## Work to complete:
Give the number of lines in the data that contain "EESTI", and nothing more.

## Dataset rows:
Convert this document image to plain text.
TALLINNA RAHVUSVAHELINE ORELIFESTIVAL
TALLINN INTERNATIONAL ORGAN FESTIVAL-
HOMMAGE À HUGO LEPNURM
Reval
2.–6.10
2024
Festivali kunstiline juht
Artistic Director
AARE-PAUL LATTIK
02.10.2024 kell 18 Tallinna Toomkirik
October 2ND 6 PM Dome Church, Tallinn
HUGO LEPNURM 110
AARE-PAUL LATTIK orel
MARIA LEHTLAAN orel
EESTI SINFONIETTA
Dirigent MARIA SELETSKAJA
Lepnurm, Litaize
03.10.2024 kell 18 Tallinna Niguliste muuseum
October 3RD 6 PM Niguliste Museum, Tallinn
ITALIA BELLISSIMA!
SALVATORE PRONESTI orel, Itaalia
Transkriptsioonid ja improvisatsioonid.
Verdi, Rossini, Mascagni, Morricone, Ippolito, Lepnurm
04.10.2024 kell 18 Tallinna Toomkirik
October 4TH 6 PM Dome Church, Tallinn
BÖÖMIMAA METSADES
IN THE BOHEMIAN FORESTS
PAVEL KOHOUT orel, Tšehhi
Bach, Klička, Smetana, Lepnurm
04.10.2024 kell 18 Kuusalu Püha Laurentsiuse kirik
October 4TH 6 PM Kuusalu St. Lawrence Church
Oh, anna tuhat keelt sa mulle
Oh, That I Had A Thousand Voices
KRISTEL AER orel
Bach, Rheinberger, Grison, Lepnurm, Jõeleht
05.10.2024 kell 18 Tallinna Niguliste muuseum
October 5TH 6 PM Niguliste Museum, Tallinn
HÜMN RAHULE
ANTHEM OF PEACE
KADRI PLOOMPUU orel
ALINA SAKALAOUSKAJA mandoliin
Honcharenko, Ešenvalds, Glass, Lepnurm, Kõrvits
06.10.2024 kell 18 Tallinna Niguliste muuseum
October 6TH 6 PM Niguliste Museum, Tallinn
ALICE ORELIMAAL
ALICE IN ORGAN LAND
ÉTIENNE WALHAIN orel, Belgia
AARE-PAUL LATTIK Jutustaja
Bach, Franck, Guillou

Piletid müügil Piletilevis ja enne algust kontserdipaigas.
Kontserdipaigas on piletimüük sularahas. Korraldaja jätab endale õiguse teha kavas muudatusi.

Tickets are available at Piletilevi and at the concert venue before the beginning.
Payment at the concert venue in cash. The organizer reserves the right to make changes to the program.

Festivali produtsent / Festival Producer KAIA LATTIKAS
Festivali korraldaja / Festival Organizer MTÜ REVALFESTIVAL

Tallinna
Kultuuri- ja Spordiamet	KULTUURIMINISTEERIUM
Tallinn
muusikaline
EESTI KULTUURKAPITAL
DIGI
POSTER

## Output of the exercise:
2